Data listing –
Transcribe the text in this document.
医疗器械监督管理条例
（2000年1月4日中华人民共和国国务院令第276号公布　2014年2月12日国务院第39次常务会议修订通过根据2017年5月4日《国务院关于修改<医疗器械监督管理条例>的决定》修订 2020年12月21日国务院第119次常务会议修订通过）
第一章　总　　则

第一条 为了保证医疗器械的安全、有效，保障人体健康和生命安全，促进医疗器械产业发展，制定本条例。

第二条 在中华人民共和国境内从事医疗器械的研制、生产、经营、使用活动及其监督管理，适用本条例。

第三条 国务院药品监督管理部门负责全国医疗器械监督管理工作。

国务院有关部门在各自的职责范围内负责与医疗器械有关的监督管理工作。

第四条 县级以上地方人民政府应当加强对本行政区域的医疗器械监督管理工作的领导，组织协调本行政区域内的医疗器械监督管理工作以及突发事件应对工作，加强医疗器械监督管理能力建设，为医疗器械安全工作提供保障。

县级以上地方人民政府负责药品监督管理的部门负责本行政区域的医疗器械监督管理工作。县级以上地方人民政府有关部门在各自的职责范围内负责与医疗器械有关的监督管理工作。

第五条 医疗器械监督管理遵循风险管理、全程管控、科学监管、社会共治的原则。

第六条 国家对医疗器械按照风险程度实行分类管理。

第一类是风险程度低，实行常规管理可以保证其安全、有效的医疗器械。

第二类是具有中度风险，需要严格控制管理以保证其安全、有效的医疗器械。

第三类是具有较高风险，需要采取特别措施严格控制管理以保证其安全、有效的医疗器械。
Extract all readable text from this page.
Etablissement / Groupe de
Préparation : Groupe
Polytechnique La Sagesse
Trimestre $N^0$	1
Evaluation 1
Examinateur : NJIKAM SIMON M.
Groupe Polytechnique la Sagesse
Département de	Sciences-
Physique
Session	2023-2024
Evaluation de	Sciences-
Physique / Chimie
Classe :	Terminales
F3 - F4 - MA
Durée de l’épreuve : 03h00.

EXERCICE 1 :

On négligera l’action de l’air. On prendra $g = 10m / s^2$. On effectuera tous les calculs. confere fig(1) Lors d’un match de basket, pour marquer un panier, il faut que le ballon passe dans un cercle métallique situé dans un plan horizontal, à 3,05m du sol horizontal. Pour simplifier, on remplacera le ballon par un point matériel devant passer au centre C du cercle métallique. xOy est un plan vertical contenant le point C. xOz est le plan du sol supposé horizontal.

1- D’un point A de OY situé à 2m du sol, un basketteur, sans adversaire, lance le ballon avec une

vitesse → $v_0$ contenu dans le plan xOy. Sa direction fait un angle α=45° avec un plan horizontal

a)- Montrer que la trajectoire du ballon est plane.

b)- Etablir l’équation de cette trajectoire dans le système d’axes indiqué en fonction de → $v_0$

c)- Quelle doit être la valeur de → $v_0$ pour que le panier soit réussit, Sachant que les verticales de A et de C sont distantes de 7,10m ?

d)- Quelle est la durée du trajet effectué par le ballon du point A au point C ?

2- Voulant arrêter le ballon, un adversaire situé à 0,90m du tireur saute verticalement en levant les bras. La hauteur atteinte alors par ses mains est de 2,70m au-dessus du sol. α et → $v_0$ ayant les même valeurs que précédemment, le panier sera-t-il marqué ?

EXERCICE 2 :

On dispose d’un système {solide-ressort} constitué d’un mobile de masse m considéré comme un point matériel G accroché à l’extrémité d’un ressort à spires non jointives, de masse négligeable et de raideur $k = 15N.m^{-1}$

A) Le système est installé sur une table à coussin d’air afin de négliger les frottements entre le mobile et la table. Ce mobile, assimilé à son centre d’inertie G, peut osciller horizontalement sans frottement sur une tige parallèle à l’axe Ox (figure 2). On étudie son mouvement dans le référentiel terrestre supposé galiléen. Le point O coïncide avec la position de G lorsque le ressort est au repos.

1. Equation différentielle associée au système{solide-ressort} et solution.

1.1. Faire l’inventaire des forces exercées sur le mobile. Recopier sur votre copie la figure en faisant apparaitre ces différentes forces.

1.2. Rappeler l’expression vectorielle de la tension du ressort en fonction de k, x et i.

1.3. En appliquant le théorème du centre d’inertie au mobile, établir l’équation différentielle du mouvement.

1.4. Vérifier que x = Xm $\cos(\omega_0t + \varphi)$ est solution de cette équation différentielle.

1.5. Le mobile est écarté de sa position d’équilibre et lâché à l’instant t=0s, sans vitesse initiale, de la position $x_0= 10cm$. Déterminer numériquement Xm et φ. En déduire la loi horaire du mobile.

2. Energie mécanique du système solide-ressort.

Task to carry out –
The whole listing above needs to be written out again exactly.

Written reply –
Transcribe the text in this document.
医疗器械监督管理条例
（2000年1月4日中华人民共和国国务院令第276号公布　2014年2月12日国务院第39次常务会议修订通过根据2017年5月4日《国务院关于修改<医疗器械监督管理条例>的决定》修订 2020年12月21日国务院第119次常务会议修订通过）
第一章　总　　则

第一条 为了保证医疗器械的安全、有效，保障人体健康和生命安全，促进医疗器械产业发展，制定本条例。

第二条 在中华人民共和国境内从事医疗器械的研制、生产、经营、使用活动及其监督管理，适用本条例。

第三条 国务院药品监督管理部门负责全国医疗器械监督管理工作。

国务院有关部门在各自的职责范围内负责与医疗器械有关的监督管理工作。

第四条 县级以上地方人民政府应当加强对本行政区域的医疗器械监督管理工作的领导，组织协调本行政区域内的医疗器械监督管理工作以及突发事件应对工作，加强医疗器械监督管理能力建设，为医疗器械安全工作提供保障。

县级以上地方人民政府负责药品监督管理的部门负责本行政区域的医疗器械监督管理工作。县级以上地方人民政府有关部门在各自的职责范围内负责与医疗器械有关的监督管理工作。

第五条 医疗器械监督管理遵循风险管理、全程管控、科学监管、社会共治的原则。

第六条 国家对医疗器械按照风险程度实行分类管理。

第一类是风险程度低，实行常规管理可以保证其安全、有效的医疗器械。

第二类是具有中度风险，需要严格控制管理以保证其安全、有效的医疗器械。

第三类是具有较高风险，需要采取特别措施严格控制管理以保证其安全、有效的医疗器械。
Extract all readable text from this page.
Etablissement / Groupe de
Préparation : Groupe
Polytechnique La Sagesse
Trimestre $N^0$	1
Evaluation 1
Examinateur : NJIKAM SIMON M.
Groupe Polytechnique la Sagesse
Département de	Sciences-
Physique
Session	2023-2024
Evaluation de	Sciences-
Physique / Chimie
Classe :	Terminales
F3 - F4 - MA
Durée de l’épreuve : 03h00.

EXERCICE 1 :

On négligera l’action de l’air. On prendra $g = 10m / s^2$. On effectuera tous les calculs. confere fig(1) Lors d’un match de basket, pour marquer un panier, il faut que le ballon passe dans un cercle métallique situé dans un plan horizontal, à 3,05m du sol horizontal. Pour simplifier, on remplacera le ballon par un point matériel devant passer au centre C du cercle métallique. xOy est un plan vertical contenant le point C. xOz est le plan du sol supposé horizontal.

1- D’un point A de OY situé à 2m du sol, un basketteur, sans adversaire, lance le ballon avec une

vitesse → $v_0$ contenu dans le plan xOy. Sa direction fait un angle α=45° avec un plan horizontal

a)- Montrer que la trajectoire du ballon est plane.

b)- Etablir l’équation de cette trajectoire dans le système d’axes indiqué en fonction de → $v_0$

c)- Quelle doit être la valeur de → $v_0$ pour que le panier soit réussit, Sachant que les verticales de A et de C sont distantes de 7,10m ?

d)- Quelle est la durée du trajet effectué par le ballon du point A au point C ?

2- Voulant arrêter le ballon, un adversaire situé à 0,90m du tireur saute verticalement en levant les bras. La hauteur atteinte alors par ses mains est de 2,70m au-dessus du sol. α et → $v_0$ ayant les même valeurs que précédemment, le panier sera-t-il marqué ?

EXERCICE 2 :

On dispose d’un système {solide-ressort} constitué d’un mobile de masse m considéré comme un point matériel G accroché à l’extrémité d’un ressort à spires non jointives, de masse négligeable et de raideur $k = 15N.m^{-1}$

A) Le système est installé sur une table à coussin d’air afin de négliger les frottements entre le mobile et la table. Ce mobile, assimilé à son centre d’inertie G, peut osciller horizontalement sans frottement sur une tige parallèle à l’axe Ox (figure 2). On étudie son mouvement dans le référentiel terrestre supposé galiléen. Le point O coïncide avec la position de G lorsque le ressort est au repos.

1. Equation différentielle associée au système{solide-ressort} et solution.

1.1. Faire l’inventaire des forces exercées sur le mobile. Recopier sur votre copie la figure en faisant apparaitre ces différentes forces.

1.2. Rappeler l’expression vectorielle de la tension du ressort en fonction de k, x et i.

1.3. En appliquant le théorème du centre d’inertie au mobile, établir l’équation différentielle du mouvement.

1.4. Vérifier que x = Xm $\cos(\omega_0t + \varphi)$ est solution de cette équation différentielle.

1.5. Le mobile est écarté de sa position d’équilibre et lâché à l’instant t=0s, sans vitesse initiale, de la position $x_0= 10cm$. Déterminer numériquement Xm et φ. En déduire la loi horaire du mobile.

2. Energie mécanique du système solide-ressort.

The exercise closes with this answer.